■ Set problem
Go through the data below and gather each line containing "slopes".

-- start Given information --

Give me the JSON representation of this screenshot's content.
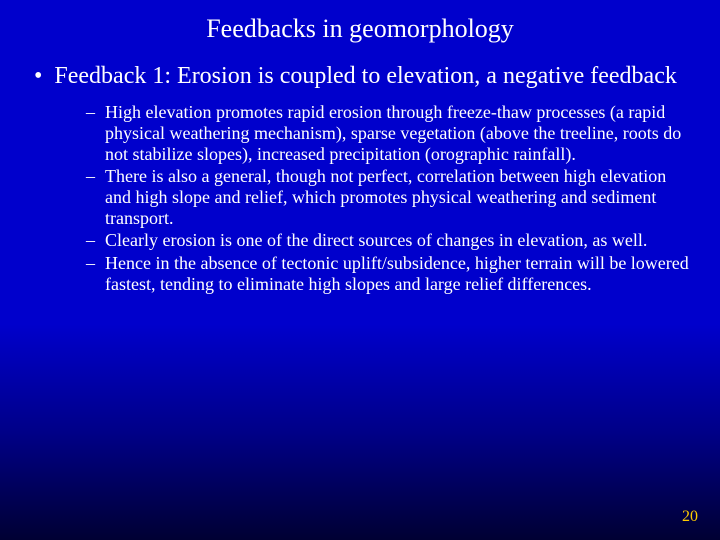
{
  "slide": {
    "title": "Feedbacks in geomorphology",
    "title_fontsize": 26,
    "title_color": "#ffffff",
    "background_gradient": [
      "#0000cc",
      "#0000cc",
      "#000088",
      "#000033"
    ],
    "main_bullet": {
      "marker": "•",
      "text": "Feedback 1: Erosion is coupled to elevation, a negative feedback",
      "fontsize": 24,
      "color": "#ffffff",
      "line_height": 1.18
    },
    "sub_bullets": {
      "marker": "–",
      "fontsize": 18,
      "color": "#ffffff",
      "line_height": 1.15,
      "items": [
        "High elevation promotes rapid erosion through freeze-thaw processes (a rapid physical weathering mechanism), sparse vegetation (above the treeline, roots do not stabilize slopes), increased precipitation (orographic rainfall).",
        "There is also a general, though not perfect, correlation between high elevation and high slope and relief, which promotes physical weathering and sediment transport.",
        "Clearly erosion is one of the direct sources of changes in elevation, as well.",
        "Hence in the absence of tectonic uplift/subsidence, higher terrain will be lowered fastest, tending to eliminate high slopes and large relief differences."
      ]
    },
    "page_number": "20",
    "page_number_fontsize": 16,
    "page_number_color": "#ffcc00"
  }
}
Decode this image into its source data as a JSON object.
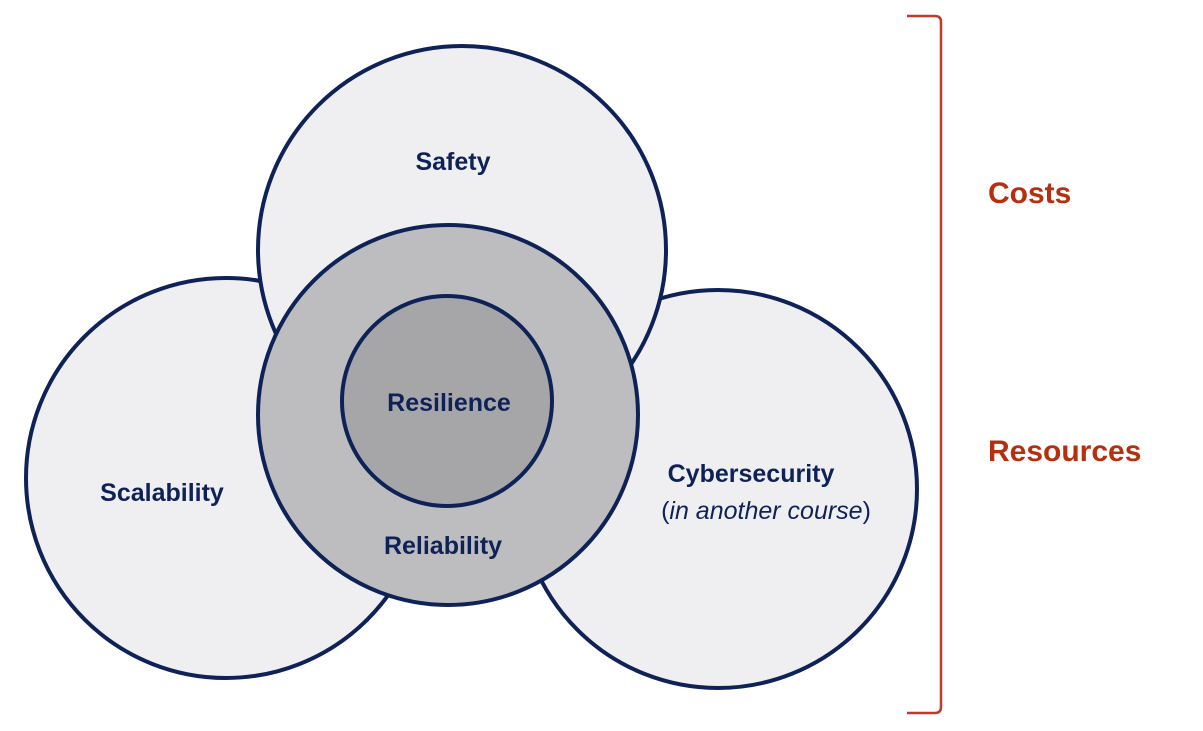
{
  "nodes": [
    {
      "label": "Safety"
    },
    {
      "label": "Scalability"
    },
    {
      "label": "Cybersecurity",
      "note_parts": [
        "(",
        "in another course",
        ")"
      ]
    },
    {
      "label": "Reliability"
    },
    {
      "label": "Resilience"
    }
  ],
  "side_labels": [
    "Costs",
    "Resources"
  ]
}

-- end Given information --
-- start Given information --

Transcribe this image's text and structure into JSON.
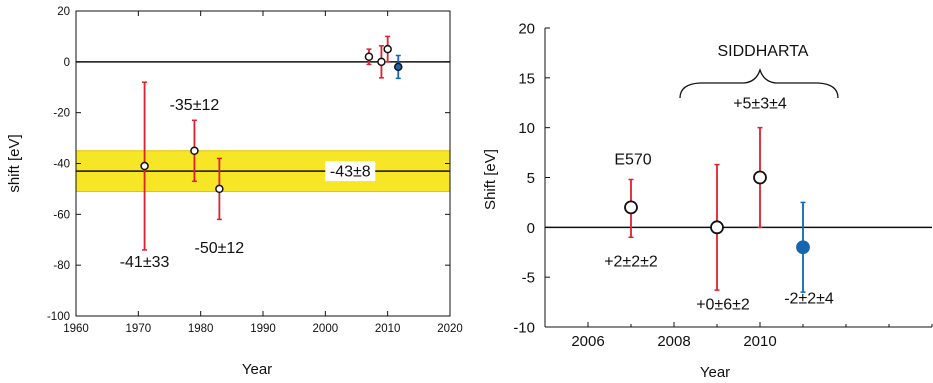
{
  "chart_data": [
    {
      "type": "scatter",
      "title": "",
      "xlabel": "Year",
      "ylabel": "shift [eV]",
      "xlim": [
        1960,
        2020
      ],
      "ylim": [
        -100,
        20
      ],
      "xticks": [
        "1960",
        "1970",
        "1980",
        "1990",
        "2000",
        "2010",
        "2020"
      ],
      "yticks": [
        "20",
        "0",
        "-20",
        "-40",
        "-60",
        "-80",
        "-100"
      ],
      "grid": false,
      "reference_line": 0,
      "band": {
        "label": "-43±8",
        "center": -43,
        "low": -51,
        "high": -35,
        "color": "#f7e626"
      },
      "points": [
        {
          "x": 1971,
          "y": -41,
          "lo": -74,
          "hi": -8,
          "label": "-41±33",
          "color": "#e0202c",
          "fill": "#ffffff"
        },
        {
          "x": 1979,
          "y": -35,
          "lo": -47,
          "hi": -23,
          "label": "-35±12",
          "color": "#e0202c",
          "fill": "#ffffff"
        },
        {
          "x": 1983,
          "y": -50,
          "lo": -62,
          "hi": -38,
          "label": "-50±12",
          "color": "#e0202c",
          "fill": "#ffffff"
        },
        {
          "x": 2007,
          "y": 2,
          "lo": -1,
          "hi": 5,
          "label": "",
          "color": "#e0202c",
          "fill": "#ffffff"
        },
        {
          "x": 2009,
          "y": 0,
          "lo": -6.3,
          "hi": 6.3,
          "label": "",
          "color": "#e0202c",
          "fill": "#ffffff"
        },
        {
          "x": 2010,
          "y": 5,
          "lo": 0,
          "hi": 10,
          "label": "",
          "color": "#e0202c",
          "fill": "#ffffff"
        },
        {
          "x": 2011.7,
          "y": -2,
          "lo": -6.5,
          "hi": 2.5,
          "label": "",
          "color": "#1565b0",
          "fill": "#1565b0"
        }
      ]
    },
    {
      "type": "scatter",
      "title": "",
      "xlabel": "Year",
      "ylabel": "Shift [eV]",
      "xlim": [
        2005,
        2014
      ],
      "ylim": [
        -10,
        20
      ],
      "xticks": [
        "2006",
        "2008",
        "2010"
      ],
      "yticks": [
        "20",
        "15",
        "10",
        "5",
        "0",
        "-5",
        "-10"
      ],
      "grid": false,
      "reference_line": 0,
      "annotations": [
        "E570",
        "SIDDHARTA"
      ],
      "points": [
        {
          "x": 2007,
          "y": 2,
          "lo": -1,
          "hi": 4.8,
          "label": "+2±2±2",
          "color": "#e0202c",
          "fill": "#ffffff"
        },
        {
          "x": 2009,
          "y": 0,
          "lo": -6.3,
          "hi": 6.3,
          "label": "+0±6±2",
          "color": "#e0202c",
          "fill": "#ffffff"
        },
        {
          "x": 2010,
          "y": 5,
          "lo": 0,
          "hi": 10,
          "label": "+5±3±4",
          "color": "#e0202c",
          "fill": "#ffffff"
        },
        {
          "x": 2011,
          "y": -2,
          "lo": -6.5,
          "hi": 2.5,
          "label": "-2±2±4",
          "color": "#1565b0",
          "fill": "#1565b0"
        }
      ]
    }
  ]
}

-- end Given information --

■ Task response
        "High elevation promotes rapid erosion through freeze-thaw processes (a rapid physical weathering mechanism), sparse vegetation (above the treeline, roots do not stabilize slopes), increased precipitation (orographic rainfall).",
        "Hence in the absence of tectonic uplift/subsidence, higher terrain will be lowered fastest, tending to eliminate high slopes and large relief differences."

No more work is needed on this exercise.